Job:
From the listing below, pull out every line where the string "number" appears.

(Dataset records)

********************

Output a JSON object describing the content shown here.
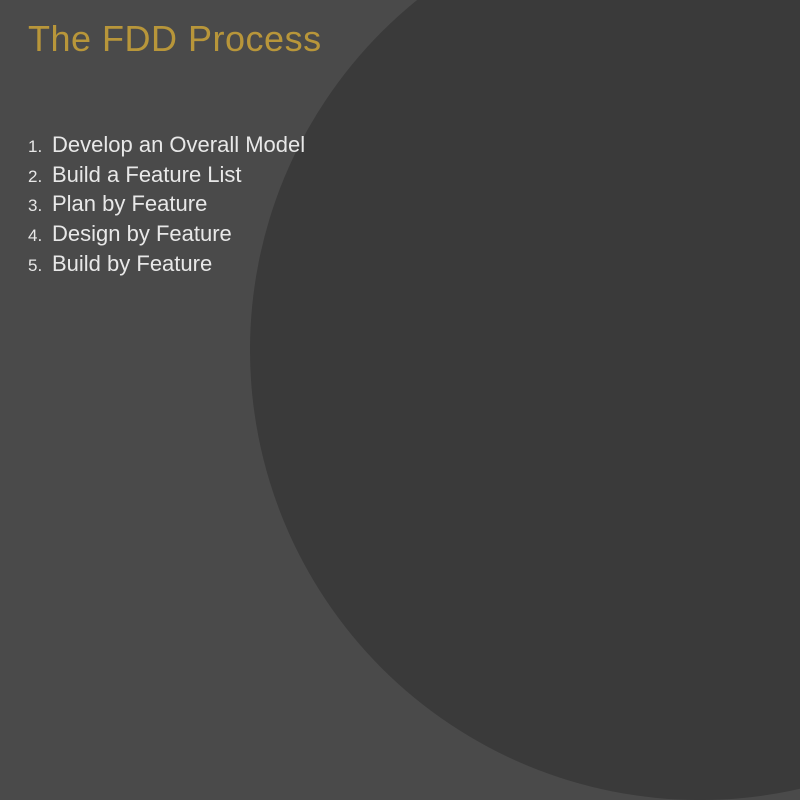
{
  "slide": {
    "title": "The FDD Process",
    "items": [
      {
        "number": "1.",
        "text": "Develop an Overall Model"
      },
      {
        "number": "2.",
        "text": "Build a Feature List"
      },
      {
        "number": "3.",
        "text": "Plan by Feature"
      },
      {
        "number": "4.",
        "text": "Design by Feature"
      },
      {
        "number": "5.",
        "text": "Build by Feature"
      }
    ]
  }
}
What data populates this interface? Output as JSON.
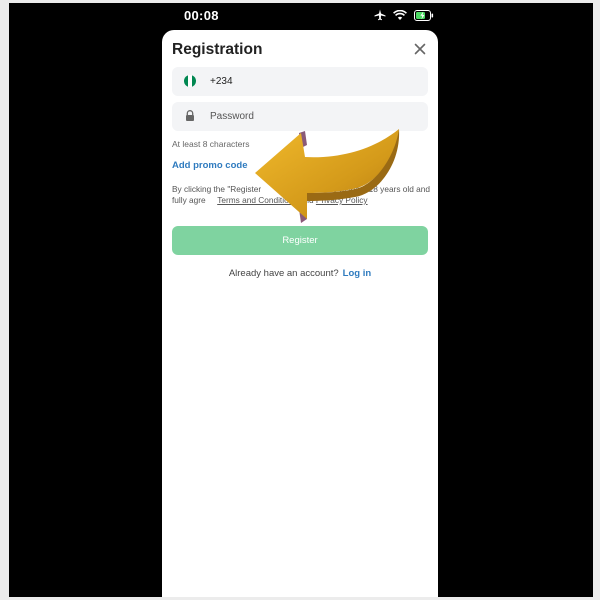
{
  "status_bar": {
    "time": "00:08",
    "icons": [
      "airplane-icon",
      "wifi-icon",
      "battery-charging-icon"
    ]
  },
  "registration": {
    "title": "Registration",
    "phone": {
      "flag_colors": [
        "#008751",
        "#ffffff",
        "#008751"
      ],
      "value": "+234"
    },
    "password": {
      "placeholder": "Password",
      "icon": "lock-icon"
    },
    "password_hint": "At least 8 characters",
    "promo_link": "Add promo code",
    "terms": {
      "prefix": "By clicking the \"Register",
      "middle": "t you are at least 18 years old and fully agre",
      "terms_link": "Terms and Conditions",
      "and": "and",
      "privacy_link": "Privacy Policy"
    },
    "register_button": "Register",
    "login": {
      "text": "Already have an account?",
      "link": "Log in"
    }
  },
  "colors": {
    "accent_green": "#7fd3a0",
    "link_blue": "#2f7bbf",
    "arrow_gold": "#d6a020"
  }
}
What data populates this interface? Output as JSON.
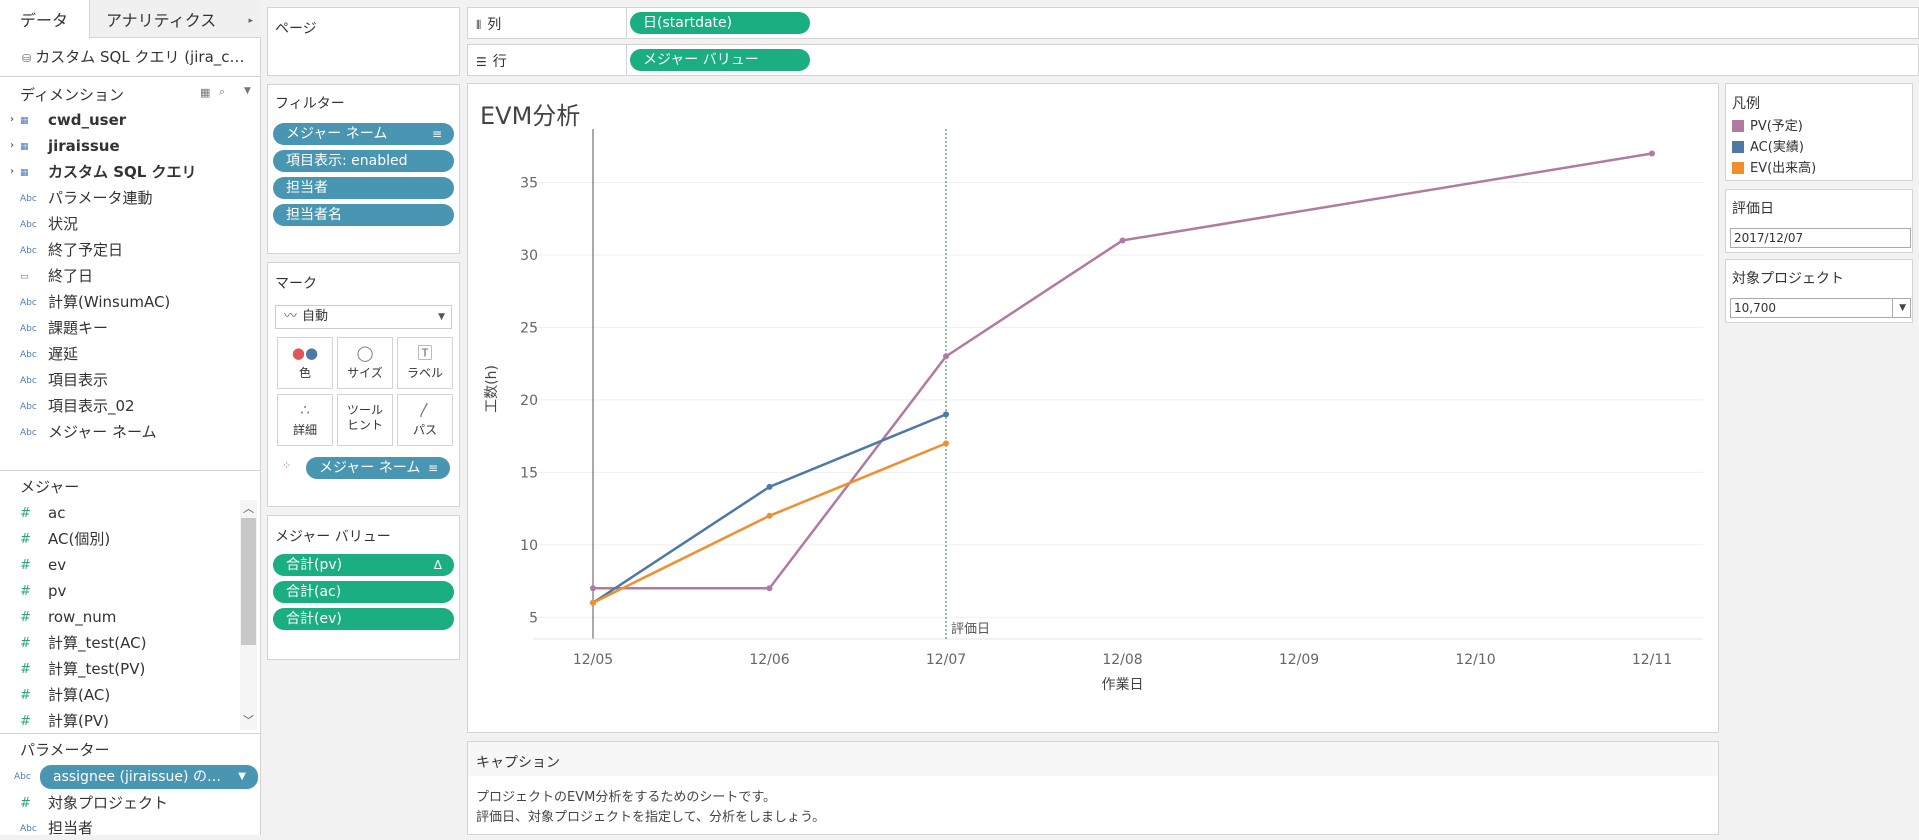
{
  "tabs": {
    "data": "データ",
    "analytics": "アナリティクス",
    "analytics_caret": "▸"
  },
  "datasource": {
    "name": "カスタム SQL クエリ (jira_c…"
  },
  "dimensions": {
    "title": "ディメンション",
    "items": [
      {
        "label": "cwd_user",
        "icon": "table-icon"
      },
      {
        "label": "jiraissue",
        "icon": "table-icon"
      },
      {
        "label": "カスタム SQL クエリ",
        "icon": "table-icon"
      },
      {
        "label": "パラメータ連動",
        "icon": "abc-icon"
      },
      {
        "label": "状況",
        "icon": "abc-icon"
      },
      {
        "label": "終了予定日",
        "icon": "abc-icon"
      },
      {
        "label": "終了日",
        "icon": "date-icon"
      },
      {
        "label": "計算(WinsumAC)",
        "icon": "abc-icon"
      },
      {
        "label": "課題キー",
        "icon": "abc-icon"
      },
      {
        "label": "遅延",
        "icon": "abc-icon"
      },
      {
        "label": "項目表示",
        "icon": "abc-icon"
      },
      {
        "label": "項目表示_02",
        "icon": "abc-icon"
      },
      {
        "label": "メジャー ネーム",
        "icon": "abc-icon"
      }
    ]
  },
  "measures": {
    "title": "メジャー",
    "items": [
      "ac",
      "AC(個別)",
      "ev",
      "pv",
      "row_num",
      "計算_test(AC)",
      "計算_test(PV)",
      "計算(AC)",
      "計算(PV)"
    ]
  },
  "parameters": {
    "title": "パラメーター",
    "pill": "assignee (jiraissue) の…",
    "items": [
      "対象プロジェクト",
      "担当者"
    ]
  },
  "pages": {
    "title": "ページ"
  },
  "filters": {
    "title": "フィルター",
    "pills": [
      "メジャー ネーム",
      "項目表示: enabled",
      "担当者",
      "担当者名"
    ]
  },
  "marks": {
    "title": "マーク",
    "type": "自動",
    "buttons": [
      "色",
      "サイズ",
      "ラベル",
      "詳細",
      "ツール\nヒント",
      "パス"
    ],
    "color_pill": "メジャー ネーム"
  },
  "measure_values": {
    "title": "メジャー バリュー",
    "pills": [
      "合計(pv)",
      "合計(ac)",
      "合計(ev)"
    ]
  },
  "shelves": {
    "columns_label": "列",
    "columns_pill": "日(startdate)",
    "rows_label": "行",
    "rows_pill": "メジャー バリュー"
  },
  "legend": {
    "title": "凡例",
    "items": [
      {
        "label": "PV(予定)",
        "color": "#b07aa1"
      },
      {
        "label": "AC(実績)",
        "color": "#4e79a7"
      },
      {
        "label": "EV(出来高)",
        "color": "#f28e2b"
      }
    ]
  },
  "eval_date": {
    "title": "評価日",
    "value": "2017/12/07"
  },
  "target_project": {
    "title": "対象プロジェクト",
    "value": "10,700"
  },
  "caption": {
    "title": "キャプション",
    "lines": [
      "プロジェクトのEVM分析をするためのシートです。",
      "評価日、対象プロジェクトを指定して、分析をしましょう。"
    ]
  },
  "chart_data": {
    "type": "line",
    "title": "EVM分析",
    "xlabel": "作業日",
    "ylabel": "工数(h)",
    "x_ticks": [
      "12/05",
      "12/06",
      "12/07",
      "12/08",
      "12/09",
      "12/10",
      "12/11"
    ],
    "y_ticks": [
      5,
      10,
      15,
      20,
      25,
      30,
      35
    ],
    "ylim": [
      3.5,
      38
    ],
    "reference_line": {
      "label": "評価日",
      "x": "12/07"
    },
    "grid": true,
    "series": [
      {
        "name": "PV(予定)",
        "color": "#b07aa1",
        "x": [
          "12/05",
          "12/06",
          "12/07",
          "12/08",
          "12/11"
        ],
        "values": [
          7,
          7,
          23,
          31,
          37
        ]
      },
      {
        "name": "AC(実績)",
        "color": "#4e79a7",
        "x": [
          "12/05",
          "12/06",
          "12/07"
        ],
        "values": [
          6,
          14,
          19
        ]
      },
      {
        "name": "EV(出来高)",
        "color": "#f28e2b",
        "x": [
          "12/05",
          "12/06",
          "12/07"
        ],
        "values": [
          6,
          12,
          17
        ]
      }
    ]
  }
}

********************

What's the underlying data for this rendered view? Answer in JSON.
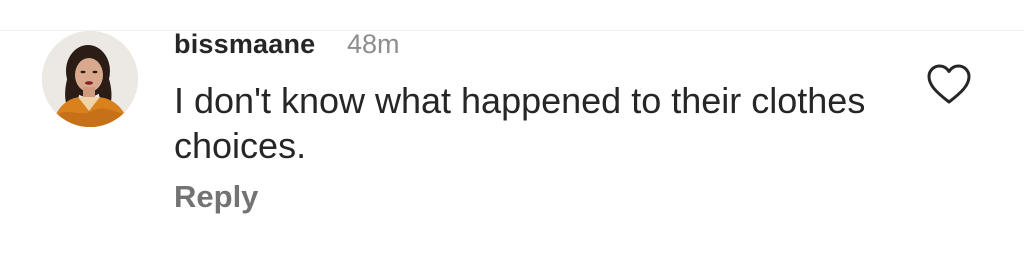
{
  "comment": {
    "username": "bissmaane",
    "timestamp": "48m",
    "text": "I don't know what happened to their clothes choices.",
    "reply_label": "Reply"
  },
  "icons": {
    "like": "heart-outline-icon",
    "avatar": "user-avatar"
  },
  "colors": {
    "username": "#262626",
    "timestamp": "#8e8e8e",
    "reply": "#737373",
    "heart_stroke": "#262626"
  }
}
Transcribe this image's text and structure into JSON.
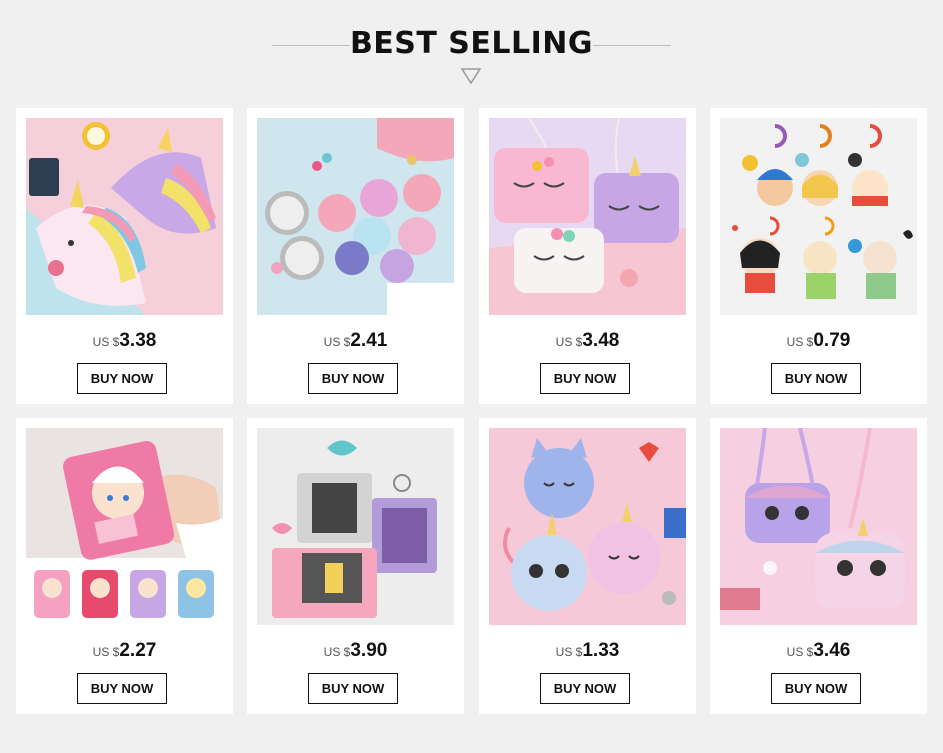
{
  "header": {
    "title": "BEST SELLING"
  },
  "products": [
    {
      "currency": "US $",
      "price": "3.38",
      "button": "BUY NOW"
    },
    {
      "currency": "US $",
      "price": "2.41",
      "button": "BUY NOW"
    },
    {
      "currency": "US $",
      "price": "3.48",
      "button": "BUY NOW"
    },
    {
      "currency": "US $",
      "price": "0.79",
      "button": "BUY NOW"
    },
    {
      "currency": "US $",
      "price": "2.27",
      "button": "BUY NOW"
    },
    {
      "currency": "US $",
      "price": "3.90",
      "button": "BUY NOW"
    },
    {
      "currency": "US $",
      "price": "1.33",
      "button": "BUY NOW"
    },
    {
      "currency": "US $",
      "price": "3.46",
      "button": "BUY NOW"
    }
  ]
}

********************

Reply to the task:
        "number": "1.",
        "number": "2.",
        "number": "3.",
        "number": "4.",
        "number": "5.",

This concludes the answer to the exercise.